• _Exercise_:
Every line of the material below should be repeated exactly.
==== Recorded data ====
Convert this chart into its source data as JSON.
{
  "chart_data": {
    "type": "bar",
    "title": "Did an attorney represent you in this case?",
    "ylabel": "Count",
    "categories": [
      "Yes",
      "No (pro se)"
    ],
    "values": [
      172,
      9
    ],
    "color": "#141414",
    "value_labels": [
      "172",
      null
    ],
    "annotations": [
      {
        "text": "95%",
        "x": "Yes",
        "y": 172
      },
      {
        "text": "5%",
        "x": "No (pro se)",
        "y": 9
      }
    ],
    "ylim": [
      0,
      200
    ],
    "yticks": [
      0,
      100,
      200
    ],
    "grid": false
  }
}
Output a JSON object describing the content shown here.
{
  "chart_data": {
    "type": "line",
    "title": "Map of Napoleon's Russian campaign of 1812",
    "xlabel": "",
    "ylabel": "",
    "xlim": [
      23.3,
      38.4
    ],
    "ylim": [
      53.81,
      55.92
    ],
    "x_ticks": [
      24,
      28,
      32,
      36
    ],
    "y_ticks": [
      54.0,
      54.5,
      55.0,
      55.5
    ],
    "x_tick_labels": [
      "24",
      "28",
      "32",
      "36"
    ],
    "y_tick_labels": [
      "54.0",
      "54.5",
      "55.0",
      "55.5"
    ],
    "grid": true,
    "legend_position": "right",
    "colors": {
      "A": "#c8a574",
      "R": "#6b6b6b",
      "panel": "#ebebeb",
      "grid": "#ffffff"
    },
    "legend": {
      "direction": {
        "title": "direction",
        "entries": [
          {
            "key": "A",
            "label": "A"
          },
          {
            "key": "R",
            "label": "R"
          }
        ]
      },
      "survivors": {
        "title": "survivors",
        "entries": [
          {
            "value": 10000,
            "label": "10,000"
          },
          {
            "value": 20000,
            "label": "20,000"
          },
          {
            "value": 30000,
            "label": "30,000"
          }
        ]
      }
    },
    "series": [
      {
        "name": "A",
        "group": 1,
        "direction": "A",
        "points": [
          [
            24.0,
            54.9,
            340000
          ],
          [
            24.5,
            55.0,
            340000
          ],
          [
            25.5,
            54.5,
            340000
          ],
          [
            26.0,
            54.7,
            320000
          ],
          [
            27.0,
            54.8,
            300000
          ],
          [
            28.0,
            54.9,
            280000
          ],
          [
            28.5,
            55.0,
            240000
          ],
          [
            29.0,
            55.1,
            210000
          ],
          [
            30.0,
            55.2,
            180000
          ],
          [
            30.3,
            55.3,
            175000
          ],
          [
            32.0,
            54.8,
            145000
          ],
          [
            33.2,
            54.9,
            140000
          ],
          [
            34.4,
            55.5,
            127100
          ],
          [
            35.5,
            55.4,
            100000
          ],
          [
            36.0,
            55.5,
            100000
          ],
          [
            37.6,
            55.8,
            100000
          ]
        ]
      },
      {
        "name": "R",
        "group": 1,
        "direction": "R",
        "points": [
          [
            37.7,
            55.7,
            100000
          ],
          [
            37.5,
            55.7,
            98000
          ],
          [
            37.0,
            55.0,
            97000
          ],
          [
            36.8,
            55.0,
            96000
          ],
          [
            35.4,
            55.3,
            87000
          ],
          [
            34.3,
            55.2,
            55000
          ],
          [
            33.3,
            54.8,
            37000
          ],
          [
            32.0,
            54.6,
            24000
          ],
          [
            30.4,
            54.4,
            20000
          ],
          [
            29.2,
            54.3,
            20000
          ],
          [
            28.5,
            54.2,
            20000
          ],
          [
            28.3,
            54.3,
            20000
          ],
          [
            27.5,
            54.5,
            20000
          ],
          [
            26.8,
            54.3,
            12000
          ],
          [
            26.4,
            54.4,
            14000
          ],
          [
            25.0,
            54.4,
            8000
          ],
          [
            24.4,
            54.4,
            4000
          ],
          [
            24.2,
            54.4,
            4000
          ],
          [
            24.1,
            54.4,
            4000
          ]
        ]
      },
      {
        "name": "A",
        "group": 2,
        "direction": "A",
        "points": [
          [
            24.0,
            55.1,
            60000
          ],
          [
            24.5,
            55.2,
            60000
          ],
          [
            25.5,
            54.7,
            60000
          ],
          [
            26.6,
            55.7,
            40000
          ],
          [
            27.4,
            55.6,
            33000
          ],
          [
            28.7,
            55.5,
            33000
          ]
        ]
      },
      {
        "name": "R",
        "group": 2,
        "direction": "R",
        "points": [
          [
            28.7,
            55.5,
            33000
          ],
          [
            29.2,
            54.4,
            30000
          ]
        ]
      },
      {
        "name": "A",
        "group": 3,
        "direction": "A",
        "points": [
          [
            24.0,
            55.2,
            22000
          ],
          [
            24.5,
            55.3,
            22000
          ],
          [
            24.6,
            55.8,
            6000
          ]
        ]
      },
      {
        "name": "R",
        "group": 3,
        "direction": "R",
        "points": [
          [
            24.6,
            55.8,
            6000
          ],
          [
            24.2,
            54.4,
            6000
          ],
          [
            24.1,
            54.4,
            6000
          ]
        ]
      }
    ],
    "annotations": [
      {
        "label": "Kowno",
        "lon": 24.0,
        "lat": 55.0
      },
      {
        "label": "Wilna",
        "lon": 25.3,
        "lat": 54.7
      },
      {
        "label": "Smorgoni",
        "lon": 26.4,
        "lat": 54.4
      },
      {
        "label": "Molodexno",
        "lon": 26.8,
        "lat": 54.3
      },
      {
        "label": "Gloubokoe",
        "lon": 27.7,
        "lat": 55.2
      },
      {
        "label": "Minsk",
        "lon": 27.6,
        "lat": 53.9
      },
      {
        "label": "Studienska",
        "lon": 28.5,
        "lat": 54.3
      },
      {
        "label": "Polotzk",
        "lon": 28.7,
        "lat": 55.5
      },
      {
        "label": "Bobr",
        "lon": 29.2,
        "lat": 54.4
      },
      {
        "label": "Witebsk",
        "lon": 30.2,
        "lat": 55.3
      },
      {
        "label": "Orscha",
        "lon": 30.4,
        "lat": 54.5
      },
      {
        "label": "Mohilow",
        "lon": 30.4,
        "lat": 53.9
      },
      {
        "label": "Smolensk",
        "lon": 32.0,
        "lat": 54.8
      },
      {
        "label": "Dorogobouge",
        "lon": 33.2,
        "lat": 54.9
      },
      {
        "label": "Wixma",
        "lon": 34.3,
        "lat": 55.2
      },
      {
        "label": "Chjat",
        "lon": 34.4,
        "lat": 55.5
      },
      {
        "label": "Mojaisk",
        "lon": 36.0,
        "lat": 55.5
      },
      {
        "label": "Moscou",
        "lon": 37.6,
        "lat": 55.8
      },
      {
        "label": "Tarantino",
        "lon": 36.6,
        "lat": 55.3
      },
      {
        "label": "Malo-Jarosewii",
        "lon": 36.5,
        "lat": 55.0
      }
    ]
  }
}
====
• _Written response_:
Convert this chart into its source data as JSON.
{
  "chart_data": {
    "type": "bar",
    "title": "Did an attorney represent you in this case?",
    "ylabel": "Count",
    "categories": [
      "Yes",
      "No (pro se)"
    ],
    "values": [
      172,
      9
    ],
    "color": "#141414",
    "value_labels": [
      "172",
      null
    ],
    "annotations": [
      {
        "text": "95%",
        "x": "Yes",
        "y": 172
      },
      {
        "text": "5%",
        "x": "No (pro se)",
        "y": 9
      }
    ],
    "ylim": [
      0,
      200
    ],
    "yticks": [
      0,
      100,
      200
    ],
    "grid": false
  }
}
Output a JSON object describing the content shown here.
{
  "chart_data": {
    "type": "line",
    "title": "Map of Napoleon's Russian campaign of 1812",
    "xlabel": "",
    "ylabel": "",
    "xlim": [
      23.3,
      38.4
    ],
    "ylim": [
      53.81,
      55.92
    ],
    "x_ticks": [
      24,
      28,
      32,
      36
    ],
    "y_ticks": [
      54.0,
      54.5,
      55.0,
      55.5
    ],
    "x_tick_labels": [
      "24",
      "28",
      "32",
      "36"
    ],
    "y_tick_labels": [
      "54.0",
      "54.5",
      "55.0",
      "55.5"
    ],
    "grid": true,
    "legend_position": "right",
    "colors": {
      "A": "#c8a574",
      "R": "#6b6b6b",
      "panel": "#ebebeb",
      "grid": "#ffffff"
    },
    "legend": {
      "direction": {
        "title": "direction",
        "entries": [
          {
            "key": "A",
            "label": "A"
          },
          {
            "key": "R",
            "label": "R"
          }
        ]
      },
      "survivors": {
        "title": "survivors",
        "entries": [
          {
            "value": 10000,
            "label": "10,000"
          },
          {
            "value": 20000,
            "label": "20,000"
          },
          {
            "value": 30000,
            "label": "30,000"
          }
        ]
      }
    },
    "series": [
      {
        "name": "A",
        "group": 1,
        "direction": "A",
        "points": [
          [
            24.0,
            54.9,
            340000
          ],
          [
            24.5,
            55.0,
            340000
          ],
          [
            25.5,
            54.5,
            340000
          ],
          [
            26.0,
            54.7,
            320000
          ],
          [
            27.0,
            54.8,
            300000
          ],
          [
            28.0,
            54.9,
            280000
          ],
          [
            28.5,
            55.0,
            240000
          ],
          [
            29.0,
            55.1,
            210000
          ],
          [
            30.0,
            55.2,
            180000
          ],
          [
            30.3,
            55.3,
            175000
          ],
          [
            32.0,
            54.8,
            145000
          ],
          [
            33.2,
            54.9,
            140000
          ],
          [
            34.4,
            55.5,
            127100
          ],
          [
            35.5,
            55.4,
            100000
          ],
          [
            36.0,
            55.5,
            100000
          ],
          [
            37.6,
            55.8,
            100000
          ]
        ]
      },
      {
        "name": "R",
        "group": 1,
        "direction": "R",
        "points": [
          [
            37.7,
            55.7,
            100000
          ],
          [
            37.5,
            55.7,
            98000
          ],
          [
            37.0,
            55.0,
            97000
          ],
          [
            36.8,
            55.0,
            96000
          ],
          [
            35.4,
            55.3,
            87000
          ],
          [
            34.3,
            55.2,
            55000
          ],
          [
            33.3,
            54.8,
            37000
          ],
          [
            32.0,
            54.6,
            24000
          ],
          [
            30.4,
            54.4,
            20000
          ],
          [
            29.2,
            54.3,
            20000
          ],
          [
            28.5,
            54.2,
            20000
          ],
          [
            28.3,
            54.3,
            20000
          ],
          [
            27.5,
            54.5,
            20000
          ],
          [
            26.8,
            54.3,
            12000
          ],
          [
            26.4,
            54.4,
            14000
          ],
          [
            25.0,
            54.4,
            8000
          ],
          [
            24.4,
            54.4,
            4000
          ],
          [
            24.2,
            54.4,
            4000
          ],
          [
            24.1,
            54.4,
            4000
          ]
        ]
      },
      {
        "name": "A",
        "group": 2,
        "direction": "A",
        "points": [
          [
            24.0,
            55.1,
            60000
          ],
          [
            24.5,
            55.2,
            60000
          ],
          [
            25.5,
            54.7,
            60000
          ],
          [
            26.6,
            55.7,
            40000
          ],
          [
            27.4,
            55.6,
            33000
          ],
          [
            28.7,
            55.5,
            33000
          ]
        ]
      },
      {
        "name": "R",
        "group": 2,
        "direction": "R",
        "points": [
          [
            28.7,
            55.5,
            33000
          ],
          [
            29.2,
            54.4,
            30000
          ]
        ]
      },
      {
        "name": "A",
        "group": 3,
        "direction": "A",
        "points": [
          [
            24.0,
            55.2,
            22000
          ],
          [
            24.5,
            55.3,
            22000
          ],
          [
            24.6,
            55.8,
            6000
          ]
        ]
      },
      {
        "name": "R",
        "group": 3,
        "direction": "R",
        "points": [
          [
            24.6,
            55.8,
            6000
          ],
          [
            24.2,
            54.4,
            6000
          ],
          [
            24.1,
            54.4,
            6000
          ]
        ]
      }
    ],
    "annotations": [
      {
        "label": "Kowno",
        "lon": 24.0,
        "lat": 55.0
      },
      {
        "label": "Wilna",
        "lon": 25.3,
        "lat": 54.7
      },
      {
        "label": "Smorgoni",
        "lon": 26.4,
        "lat": 54.4
      },
      {
        "label": "Molodexno",
        "lon": 26.8,
        "lat": 54.3
      },
      {
        "label": "Gloubokoe",
        "lon": 27.7,
        "lat": 55.2
      },
      {
        "label": "Minsk",
        "lon": 27.6,
        "lat": 53.9
      },
      {
        "label": "Studienska",
        "lon": 28.5,
        "lat": 54.3
      },
      {
        "label": "Polotzk",
        "lon": 28.7,
        "lat": 55.5
      },
      {
        "label": "Bobr",
        "lon": 29.2,
        "lat": 54.4
      },
      {
        "label": "Witebsk",
        "lon": 30.2,
        "lat": 55.3
      },
      {
        "label": "Orscha",
        "lon": 30.4,
        "lat": 54.5
      },
      {
        "label": "Mohilow",
        "lon": 30.4,
        "lat": 53.9
      },
      {
        "label": "Smolensk",
        "lon": 32.0,
        "lat": 54.8
      },
      {
        "label": "Dorogobouge",
        "lon": 33.2,
        "lat": 54.9
      },
      {
        "label": "Wixma",
        "lon": 34.3,
        "lat": 55.2
      },
      {
        "label": "Chjat",
        "lon": 34.4,
        "lat": 55.5
      },
      {
        "label": "Mojaisk",
        "lon": 36.0,
        "lat": 55.5
      },
      {
        "label": "Moscou",
        "lon": 37.6,
        "lat": 55.8
      },
      {
        "label": "Tarantino",
        "lon": 36.6,
        "lat": 55.3
      },
      {
        "label": "Malo-Jarosewii",
        "lon": 36.5,
        "lat": 55.0
      }
    ]
  }
}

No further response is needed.